→ **Data**:

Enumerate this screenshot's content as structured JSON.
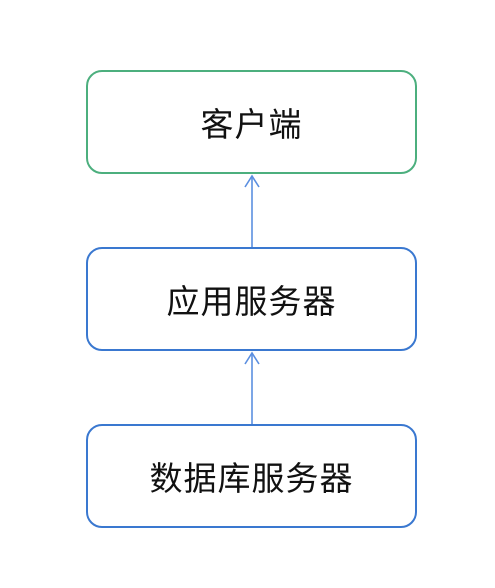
{
  "diagram": {
    "nodes": [
      {
        "id": "client",
        "label": "客户端"
      },
      {
        "id": "app-server",
        "label": "应用服务器"
      },
      {
        "id": "db-server",
        "label": "数据库服务器"
      }
    ],
    "edges": [
      {
        "from": "db-server",
        "to": "app-server"
      },
      {
        "from": "app-server",
        "to": "client"
      }
    ]
  },
  "colors": {
    "client_border": "#4caf7e",
    "server_border": "#3a78d0",
    "arrow": "#5b8fe0"
  }
}
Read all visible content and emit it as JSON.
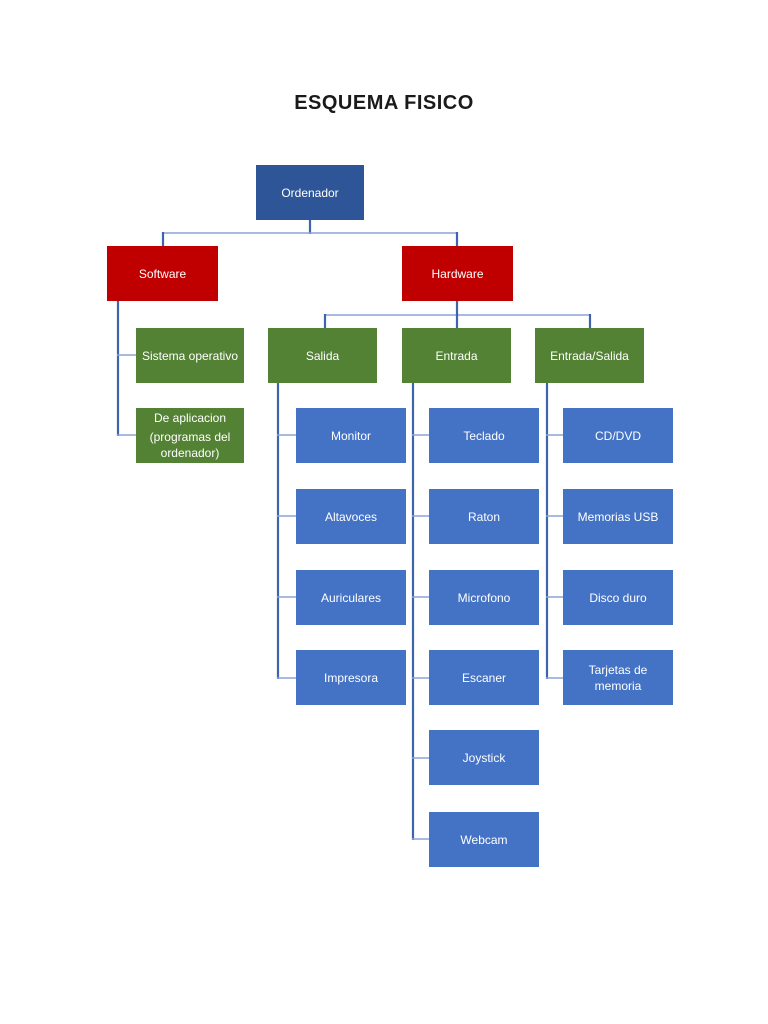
{
  "title": "ESQUEMA FISICO",
  "colors": {
    "bg": "#ffffff",
    "title_text": "#1a1a1a",
    "box_text": "#ffffff",
    "root_fill": "#2e5597",
    "category_fill": "#c00000",
    "group_fill": "#548235",
    "item_fill": "#4472c4",
    "line_vertical": "#3d64ad",
    "line_horizontal": "#8ca4d9"
  },
  "diagram": {
    "root": {
      "label": "Ordenador"
    },
    "branches": [
      {
        "label": "Software",
        "children": [
          {
            "label": "Sistema operativo"
          },
          {
            "label": "De aplicacion",
            "sublabel": "(programas del ordenador)"
          }
        ]
      },
      {
        "label": "Hardware",
        "children": [
          {
            "label": "Salida",
            "items": [
              "Monitor",
              "Altavoces",
              "Auriculares",
              "Impresora"
            ]
          },
          {
            "label": "Entrada",
            "items": [
              "Teclado",
              "Raton",
              "Microfono",
              "Escaner",
              "Joystick",
              "Webcam"
            ]
          },
          {
            "label": "Entrada/Salida",
            "items": [
              "CD/DVD",
              "Memorias USB",
              "Disco duro",
              "Tarjetas de memoria"
            ]
          }
        ]
      }
    ]
  }
}
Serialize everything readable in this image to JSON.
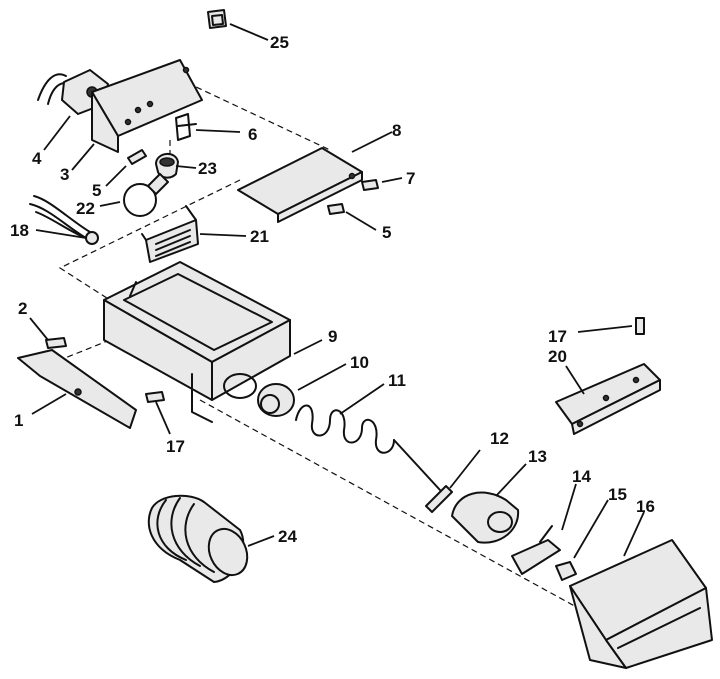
{
  "callouts": [
    {
      "id": "c25a",
      "text": "25"
    },
    {
      "id": "c4",
      "text": "4"
    },
    {
      "id": "c3",
      "text": "3"
    },
    {
      "id": "c6",
      "text": "6"
    },
    {
      "id": "c5a",
      "text": "5"
    },
    {
      "id": "c23",
      "text": "23"
    },
    {
      "id": "c8",
      "text": "8"
    },
    {
      "id": "c7",
      "text": "7"
    },
    {
      "id": "c22",
      "text": "22"
    },
    {
      "id": "c5b",
      "text": "5"
    },
    {
      "id": "c18",
      "text": "18"
    },
    {
      "id": "c21",
      "text": "21"
    },
    {
      "id": "c2",
      "text": "2"
    },
    {
      "id": "c9",
      "text": "9"
    },
    {
      "id": "c17a",
      "text": "17"
    },
    {
      "id": "c20",
      "text": "20"
    },
    {
      "id": "c10",
      "text": "10"
    },
    {
      "id": "c11",
      "text": "11"
    },
    {
      "id": "c1",
      "text": "1"
    },
    {
      "id": "c17b",
      "text": "17"
    },
    {
      "id": "c12",
      "text": "12"
    },
    {
      "id": "c13",
      "text": "13"
    },
    {
      "id": "c14",
      "text": "14"
    },
    {
      "id": "c15",
      "text": "15"
    },
    {
      "id": "c16",
      "text": "16"
    },
    {
      "id": "c24",
      "text": "24"
    }
  ]
}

→ **Exercise brief**: Every record gets retyped exactly; no picture goes into the copy.

→ **Output**:
Enumerate this screenshot's content as structured JSON.
{
  "diagram": {
    "nodes": [
      {
        "id": "client",
        "label": "客户端"
      },
      {
        "id": "app-server",
        "label": "应用服务器"
      },
      {
        "id": "db-server",
        "label": "数据库服务器"
      }
    ],
    "edges": [
      {
        "from": "db-server",
        "to": "app-server"
      },
      {
        "from": "app-server",
        "to": "client"
      }
    ]
  },
  "colors": {
    "client_border": "#4caf7e",
    "server_border": "#3a78d0",
    "arrow": "#5b8fe0"
  }
}
Read all visible content and emit it as JSON.
{
  "title": "ESQUEMA FISICO",
  "colors": {
    "bg": "#ffffff",
    "title_text": "#1a1a1a",
    "box_text": "#ffffff",
    "root_fill": "#2e5597",
    "category_fill": "#c00000",
    "group_fill": "#548235",
    "item_fill": "#4472c4",
    "line_vertical": "#3d64ad",
    "line_horizontal": "#8ca4d9"
  },
  "diagram": {
    "root": {
      "label": "Ordenador"
    },
    "branches": [
      {
        "label": "Software",
        "children": [
          {
            "label": "Sistema operativo"
          },
          {
            "label": "De aplicacion",
            "sublabel": "(programas del ordenador)"
          }
        ]
      },
      {
        "label": "Hardware",
        "children": [
          {
            "label": "Salida",
            "items": [
              "Monitor",
              "Altavoces",
              "Auriculares",
              "Impresora"
            ]
          },
          {
            "label": "Entrada",
            "items": [
              "Teclado",
              "Raton",
              "Microfono",
              "Escaner",
              "Joystick",
              "Webcam"
            ]
          },
          {
            "label": "Entrada/Salida",
            "items": [
              "CD/DVD",
              "Memorias USB",
              "Disco duro",
              "Tarjetas de memoria"
            ]
          }
        ]
      }
    ]
  }
}
Serialize everything readable in this image to JSON.
{
  "callouts": [
    {
      "id": "c25a",
      "text": "25"
    },
    {
      "id": "c4",
      "text": "4"
    },
    {
      "id": "c3",
      "text": "3"
    },
    {
      "id": "c6",
      "text": "6"
    },
    {
      "id": "c5a",
      "text": "5"
    },
    {
      "id": "c23",
      "text": "23"
    },
    {
      "id": "c8",
      "text": "8"
    },
    {
      "id": "c7",
      "text": "7"
    },
    {
      "id": "c22",
      "text": "22"
    },
    {
      "id": "c5b",
      "text": "5"
    },
    {
      "id": "c18",
      "text": "18"
    },
    {
      "id": "c21",
      "text": "21"
    },
    {
      "id": "c2",
      "text": "2"
    },
    {
      "id": "c9",
      "text": "9"
    },
    {
      "id": "c17a",
      "text": "17"
    },
    {
      "id": "c20",
      "text": "20"
    },
    {
      "id": "c10",
      "text": "10"
    },
    {
      "id": "c11",
      "text": "11"
    },
    {
      "id": "c1",
      "text": "1"
    },
    {
      "id": "c17b",
      "text": "17"
    },
    {
      "id": "c12",
      "text": "12"
    },
    {
      "id": "c13",
      "text": "13"
    },
    {
      "id": "c14",
      "text": "14"
    },
    {
      "id": "c15",
      "text": "15"
    },
    {
      "id": "c16",
      "text": "16"
    },
    {
      "id": "c24",
      "text": "24"
    }
  ]
}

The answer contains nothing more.